--- Start of Data supplied ---

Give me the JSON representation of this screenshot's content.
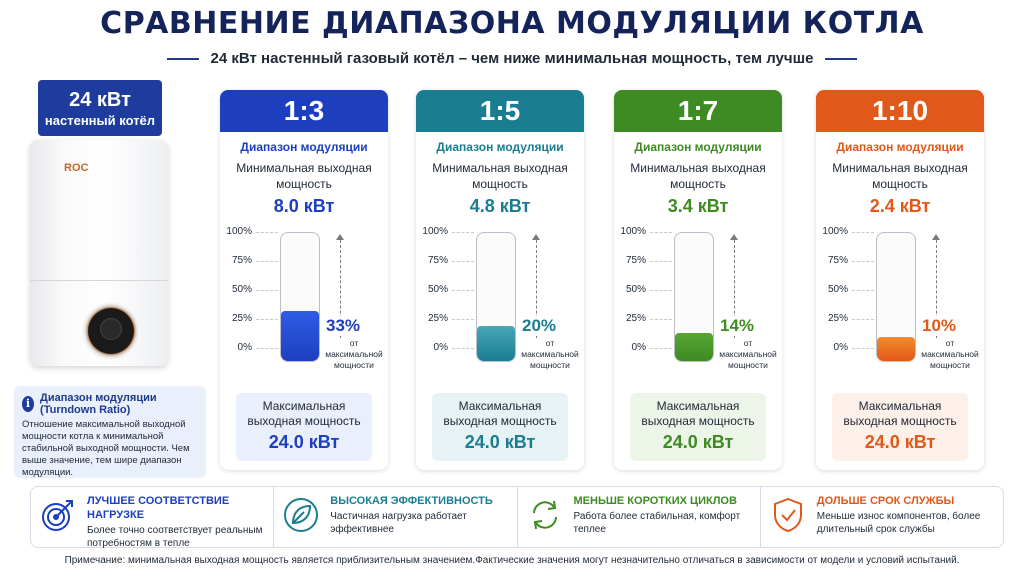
{
  "title": "СРАВНЕНИЕ ДИАПАЗОНА МОДУЛЯЦИИ КОТЛА",
  "subtitle": "24 кВт настенный газовый котёл – чем ниже минимальная мощность, тем лучше",
  "boiler": {
    "power": "24 кВт",
    "type": "настенный котёл",
    "brand": "ROC"
  },
  "info": {
    "title": "Диапазон модуляции (Turndown Ratio)",
    "text": "Отношение максимальной выходной мощности котла к минимальной стабильной выходной мощности. Чем выше значение, тем шире диапазон модуляции."
  },
  "ticks": [
    "100%",
    "75%",
    "50%",
    "25%",
    "0%"
  ],
  "cards": [
    {
      "ratio": "1:3",
      "range_label": "Диапазон модуляции",
      "min_label": "Минимальная выходная мощность",
      "min_value": "8.0 кВт",
      "percent_text": "33%",
      "percent": 33,
      "percent_sub": "от максимальной мощности",
      "max_label": "Максимальная выходная мощность",
      "max_value": "24.0 кВт",
      "color": "#1d3fbf",
      "fill_color": "#2f5ce6",
      "max_bg": "#e9effc"
    },
    {
      "ratio": "1:5",
      "range_label": "Диапазон модуляции",
      "min_label": "Минимальная выходная мощность",
      "min_value": "4.8 кВт",
      "percent_text": "20%",
      "percent": 20,
      "percent_sub": "от максимальной мощности",
      "max_label": "Максимальная выходная мощность",
      "max_value": "24.0 кВт",
      "color": "#1b7d91",
      "fill_color": "#4aa6b8",
      "max_bg": "#e6f2f4"
    },
    {
      "ratio": "1:7",
      "range_label": "Диапазон модуляции",
      "min_label": "Минимальная выходная мощность",
      "min_value": "3.4 кВт",
      "percent_text": "14%",
      "percent": 14,
      "percent_sub": "от максимальной мощности",
      "max_label": "Максимальная выходная мощность",
      "max_value": "24.0 кВт",
      "color": "#3d8b22",
      "fill_color": "#59a632",
      "max_bg": "#edf5e8"
    },
    {
      "ratio": "1:10",
      "range_label": "Диапазон модуляции",
      "min_label": "Минимальная выходная мощность",
      "min_value": "2.4 кВт",
      "percent_text": "10%",
      "percent": 10,
      "percent_sub": "от максимальной мощности",
      "max_label": "Максимальная выходная мощность",
      "max_value": "24.0 кВт",
      "color": "#e0581a",
      "fill_color": "#f58c2a",
      "max_bg": "#fdf0e8"
    }
  ],
  "benefits": [
    {
      "icon": "target-icon",
      "title": "ЛУЧШЕЕ СООТВЕТСТВИЕ НАГРУЗКЕ",
      "text": "Более точно соответствует реальным потребностям в тепле",
      "color": "#1d3fbf"
    },
    {
      "icon": "leaf-icon",
      "title": "ВЫСОКАЯ ЭФФЕКТИВНОСТЬ",
      "text": "Частичная нагрузка работает эффективнее",
      "color": "#1b7d91"
    },
    {
      "icon": "cycle-icon",
      "title": "МЕНЬШЕ КОРОТКИХ ЦИКЛОВ",
      "text": "Работа более стабильная, комфорт теплее",
      "color": "#3d8b22"
    },
    {
      "icon": "shield-check-icon",
      "title": "ДОЛЬШЕ СРОК СЛУЖБЫ",
      "text": "Меньше износ компонентов, более длительный срок службы",
      "color": "#e0581a"
    }
  ],
  "note": "Примечание: минимальная выходная мощность является приблизительным значением.Фактические значения могут незначительно отличаться в зависимости от модели и условий испытаний."
}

--- End of Data supplied ---

_Description of the task:_ Return the listing above in full and without alteration, excluding its pictures.

_Solution:_
Give me the JSON representation of this screenshot's content.
{
  "title": "СРАВНЕНИЕ ДИАПАЗОНА МОДУЛЯЦИИ КОТЛА",
  "subtitle": "24 кВт настенный газовый котёл – чем ниже минимальная мощность, тем лучше",
  "boiler": {
    "power": "24 кВт",
    "type": "настенный котёл",
    "brand": "ROC"
  },
  "info": {
    "title": "Диапазон модуляции (Turndown Ratio)",
    "text": "Отношение максимальной выходной мощности котла к минимальной стабильной выходной мощности. Чем выше значение, тем шире диапазон модуляции."
  },
  "ticks": [
    "100%",
    "75%",
    "50%",
    "25%",
    "0%"
  ],
  "cards": [
    {
      "ratio": "1:3",
      "range_label": "Диапазон модуляции",
      "min_label": "Минимальная выходная мощность",
      "min_value": "8.0 кВт",
      "percent_text": "33%",
      "percent": 33,
      "percent_sub": "от максимальной мощности",
      "max_label": "Максимальная выходная мощность",
      "max_value": "24.0 кВт",
      "color": "#1d3fbf",
      "fill_color": "#2f5ce6",
      "max_bg": "#e9effc"
    },
    {
      "ratio": "1:5",
      "range_label": "Диапазон модуляции",
      "min_label": "Минимальная выходная мощность",
      "min_value": "4.8 кВт",
      "percent_text": "20%",
      "percent": 20,
      "percent_sub": "от максимальной мощности",
      "max_label": "Максимальная выходная мощность",
      "max_value": "24.0 кВт",
      "color": "#1b7d91",
      "fill_color": "#4aa6b8",
      "max_bg": "#e6f2f4"
    },
    {
      "ratio": "1:7",
      "range_label": "Диапазон модуляции",
      "min_label": "Минимальная выходная мощность",
      "min_value": "3.4 кВт",
      "percent_text": "14%",
      "percent": 14,
      "percent_sub": "от максимальной мощности",
      "max_label": "Максимальная выходная мощность",
      "max_value": "24.0 кВт",
      "color": "#3d8b22",
      "fill_color": "#59a632",
      "max_bg": "#edf5e8"
    },
    {
      "ratio": "1:10",
      "range_label": "Диапазон модуляции",
      "min_label": "Минимальная выходная мощность",
      "min_value": "2.4 кВт",
      "percent_text": "10%",
      "percent": 10,
      "percent_sub": "от максимальной мощности",
      "max_label": "Максимальная выходная мощность",
      "max_value": "24.0 кВт",
      "color": "#e0581a",
      "fill_color": "#f58c2a",
      "max_bg": "#fdf0e8"
    }
  ],
  "benefits": [
    {
      "icon": "target-icon",
      "title": "ЛУЧШЕЕ СООТВЕТСТВИЕ НАГРУЗКЕ",
      "text": "Более точно соответствует реальным потребностям в тепле",
      "color": "#1d3fbf"
    },
    {
      "icon": "leaf-icon",
      "title": "ВЫСОКАЯ ЭФФЕКТИВНОСТЬ",
      "text": "Частичная нагрузка работает эффективнее",
      "color": "#1b7d91"
    },
    {
      "icon": "cycle-icon",
      "title": "МЕНЬШЕ КОРОТКИХ ЦИКЛОВ",
      "text": "Работа более стабильная, комфорт теплее",
      "color": "#3d8b22"
    },
    {
      "icon": "shield-check-icon",
      "title": "ДОЛЬШЕ СРОК СЛУЖБЫ",
      "text": "Меньше износ компонентов, более длительный срок службы",
      "color": "#e0581a"
    }
  ],
  "note": "Примечание: минимальная выходная мощность является приблизительным значением.Фактические значения могут незначительно отличаться в зависимости от модели и условий испытаний."
}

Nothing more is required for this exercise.